* [THE PROBLEM]: How many of the lines here include "google"? Answer with a single number.

Extracted data entries:
____
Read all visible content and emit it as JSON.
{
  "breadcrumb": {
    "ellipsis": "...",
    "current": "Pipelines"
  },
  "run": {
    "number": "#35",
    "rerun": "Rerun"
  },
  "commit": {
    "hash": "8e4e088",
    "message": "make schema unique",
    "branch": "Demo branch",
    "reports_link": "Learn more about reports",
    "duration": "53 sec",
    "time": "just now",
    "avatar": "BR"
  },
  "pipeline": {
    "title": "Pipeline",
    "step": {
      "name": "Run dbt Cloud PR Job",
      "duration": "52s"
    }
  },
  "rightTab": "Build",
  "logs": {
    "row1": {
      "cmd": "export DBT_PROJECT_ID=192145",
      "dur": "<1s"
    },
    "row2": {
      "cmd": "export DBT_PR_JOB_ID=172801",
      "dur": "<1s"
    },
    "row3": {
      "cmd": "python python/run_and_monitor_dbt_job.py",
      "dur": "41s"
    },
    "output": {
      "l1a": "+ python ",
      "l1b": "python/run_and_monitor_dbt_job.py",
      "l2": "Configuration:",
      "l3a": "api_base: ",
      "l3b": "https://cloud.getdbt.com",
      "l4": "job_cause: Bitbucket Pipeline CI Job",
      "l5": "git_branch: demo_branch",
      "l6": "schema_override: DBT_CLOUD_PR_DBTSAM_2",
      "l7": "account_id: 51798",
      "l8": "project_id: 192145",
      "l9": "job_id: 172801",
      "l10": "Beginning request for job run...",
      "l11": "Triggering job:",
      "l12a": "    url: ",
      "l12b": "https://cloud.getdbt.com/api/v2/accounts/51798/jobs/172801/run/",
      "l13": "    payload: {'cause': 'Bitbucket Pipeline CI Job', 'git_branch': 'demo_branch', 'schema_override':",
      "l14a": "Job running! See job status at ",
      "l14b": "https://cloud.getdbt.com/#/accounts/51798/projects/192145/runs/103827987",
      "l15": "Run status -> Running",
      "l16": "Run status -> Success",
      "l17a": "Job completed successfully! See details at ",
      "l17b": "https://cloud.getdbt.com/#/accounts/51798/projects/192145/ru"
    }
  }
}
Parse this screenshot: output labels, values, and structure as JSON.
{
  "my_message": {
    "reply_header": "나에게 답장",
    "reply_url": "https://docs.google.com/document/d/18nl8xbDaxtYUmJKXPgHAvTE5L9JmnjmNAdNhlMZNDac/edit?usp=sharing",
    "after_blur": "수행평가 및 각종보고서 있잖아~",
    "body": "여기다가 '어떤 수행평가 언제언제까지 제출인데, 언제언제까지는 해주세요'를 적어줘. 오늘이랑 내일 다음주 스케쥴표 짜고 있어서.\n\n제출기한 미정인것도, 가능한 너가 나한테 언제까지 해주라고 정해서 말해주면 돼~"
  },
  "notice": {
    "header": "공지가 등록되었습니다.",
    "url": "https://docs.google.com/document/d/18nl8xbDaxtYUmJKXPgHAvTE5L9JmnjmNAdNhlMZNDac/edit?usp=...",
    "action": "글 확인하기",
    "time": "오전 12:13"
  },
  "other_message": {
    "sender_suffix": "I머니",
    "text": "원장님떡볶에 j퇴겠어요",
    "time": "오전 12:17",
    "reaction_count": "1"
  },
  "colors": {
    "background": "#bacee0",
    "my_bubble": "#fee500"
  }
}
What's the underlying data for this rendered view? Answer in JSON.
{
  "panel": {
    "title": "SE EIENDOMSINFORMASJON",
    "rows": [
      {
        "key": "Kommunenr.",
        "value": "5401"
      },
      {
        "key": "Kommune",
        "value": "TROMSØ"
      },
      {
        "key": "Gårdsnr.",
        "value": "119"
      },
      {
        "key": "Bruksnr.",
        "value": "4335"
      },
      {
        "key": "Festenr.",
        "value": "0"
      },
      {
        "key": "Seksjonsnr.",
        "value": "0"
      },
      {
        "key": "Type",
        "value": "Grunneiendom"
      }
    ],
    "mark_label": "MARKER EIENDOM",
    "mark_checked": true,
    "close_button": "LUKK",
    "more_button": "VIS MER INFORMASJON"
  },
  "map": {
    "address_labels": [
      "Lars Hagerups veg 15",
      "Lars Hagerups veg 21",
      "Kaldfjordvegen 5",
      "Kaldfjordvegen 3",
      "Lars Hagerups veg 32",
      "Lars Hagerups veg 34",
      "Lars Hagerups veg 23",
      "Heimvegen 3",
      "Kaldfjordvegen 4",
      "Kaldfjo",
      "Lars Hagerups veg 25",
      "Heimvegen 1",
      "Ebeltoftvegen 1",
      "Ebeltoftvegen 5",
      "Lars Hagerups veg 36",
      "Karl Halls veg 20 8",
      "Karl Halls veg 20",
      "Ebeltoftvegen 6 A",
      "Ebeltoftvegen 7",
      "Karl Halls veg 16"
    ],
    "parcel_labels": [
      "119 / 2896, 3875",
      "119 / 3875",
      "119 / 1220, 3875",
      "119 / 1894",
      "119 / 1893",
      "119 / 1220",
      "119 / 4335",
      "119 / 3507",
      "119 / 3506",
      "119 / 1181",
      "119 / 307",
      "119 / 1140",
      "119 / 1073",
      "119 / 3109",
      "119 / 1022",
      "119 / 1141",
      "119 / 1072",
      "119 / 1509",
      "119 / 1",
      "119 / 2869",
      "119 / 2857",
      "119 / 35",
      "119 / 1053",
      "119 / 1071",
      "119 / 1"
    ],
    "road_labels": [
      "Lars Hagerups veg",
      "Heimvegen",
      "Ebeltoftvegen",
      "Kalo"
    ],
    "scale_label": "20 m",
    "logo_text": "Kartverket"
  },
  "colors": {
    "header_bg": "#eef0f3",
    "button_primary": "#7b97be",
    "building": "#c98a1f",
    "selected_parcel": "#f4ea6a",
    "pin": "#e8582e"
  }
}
____
* [PROBLEM SOLUTION]: 2